TASK PROMPT:
Output everything from the line containing "chevron-left-icon [52, 24, 76, 72]" down to the line containing "summary-list: 收入合计 : 1215848.00元" as a numbered list, leaving out blank lines.

Image-based layout entries:
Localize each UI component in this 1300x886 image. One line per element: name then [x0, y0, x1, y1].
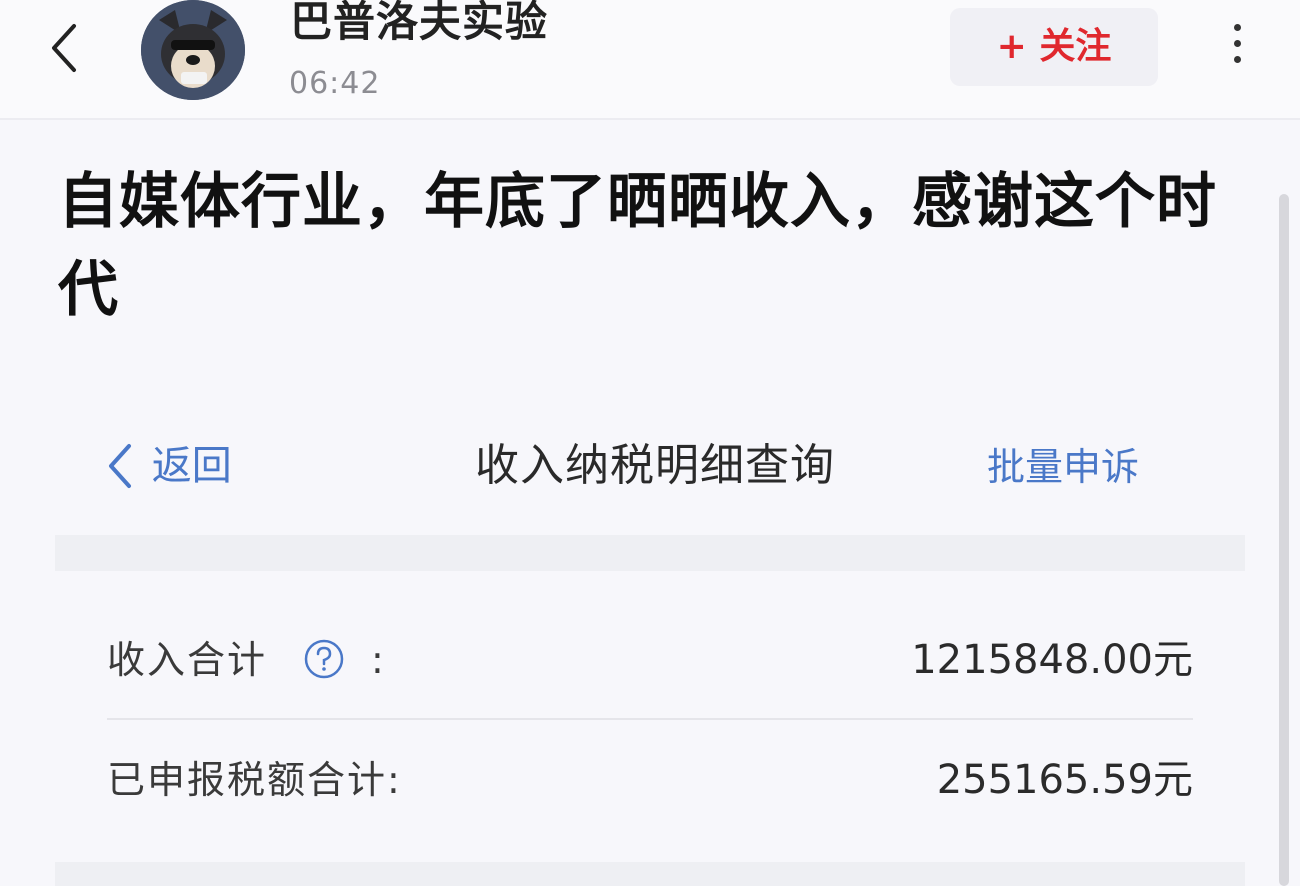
chevron-left-icon [52, 24, 76, 72]
question-circle-icon[interactable] [303, 638, 345, 680]
dog-avatar-icon [141, 0, 245, 100]
embedded-screenshot: 返回 收入纳税明细查询 批量申诉 收入合计 : 1215848.00元 已申报税… [55, 400, 1245, 886]
summary-list: 收入合计 : 1215848.00元 已申报税额合计: 255165.59元 [107, 600, 1193, 838]
declared-tax-total-value: 255165.59元 [936, 757, 1193, 803]
income-total-label: 收入合计 [107, 638, 268, 682]
more-vertical-icon-dot [1233, 40, 1241, 47]
post-time: 06:42 [289, 66, 381, 101]
embedded-back-label: 返回 [151, 443, 232, 489]
embedded-nav-bar: 返回 收入纳税明细查询 批量申诉 [55, 400, 1245, 535]
batch-appeal-button[interactable]: 批量申诉 [987, 440, 1139, 494]
more-vertical-icon [1233, 24, 1241, 31]
more-button[interactable] [1222, 24, 1252, 72]
declared-tax-total-row: 已申报税额合计: 255165.59元 [107, 718, 1193, 838]
author-name[interactable]: 巴普洛夫实验 [290, 0, 548, 44]
more-vertical-icon-dot [1233, 56, 1241, 63]
income-total-value: 1215848.00元 [911, 637, 1193, 683]
back-button[interactable] [44, 20, 88, 76]
post-title: 自媒体行业，年底了晒晒收入，感谢这个时代 [58, 167, 1217, 325]
declared-tax-total-label: 已申报税额合计: [107, 758, 402, 802]
author-avatar[interactable] [141, 0, 245, 100]
section-divider-bottom [55, 862, 1245, 886]
section-divider [55, 535, 1245, 571]
top-bar: 巴普洛夫实验 06:42 + 关注 [0, 0, 1300, 120]
embedded-page-title: 收入纳税明细查询 [475, 440, 835, 491]
chevron-left-icon [109, 444, 131, 488]
embedded-back-button[interactable]: 返回 [103, 438, 232, 494]
scrollbar[interactable] [1279, 194, 1289, 886]
follow-button[interactable]: + 关注 [950, 8, 1158, 86]
income-total-colon: : [371, 638, 384, 682]
income-total-row: 收入合计 : 1215848.00元 [107, 600, 1193, 718]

ANSWER TO THIS TASK:
1. chevron-left-icon [52, 24, 76, 72]
2. question-circle-icon[interactable] [303, 638, 345, 680]
3. dog-avatar-icon [141, 0, 245, 100]
4. embedded-screenshot: 返回 收入纳税明细查询 批量申诉 收入合计 : 1215848.00元 已申报税… [55, 400, 1245, 886]
5. summary-list: 收入合计 : 1215848.00元 已申报税额合计: 255165.59元 [107, 600, 1193, 838]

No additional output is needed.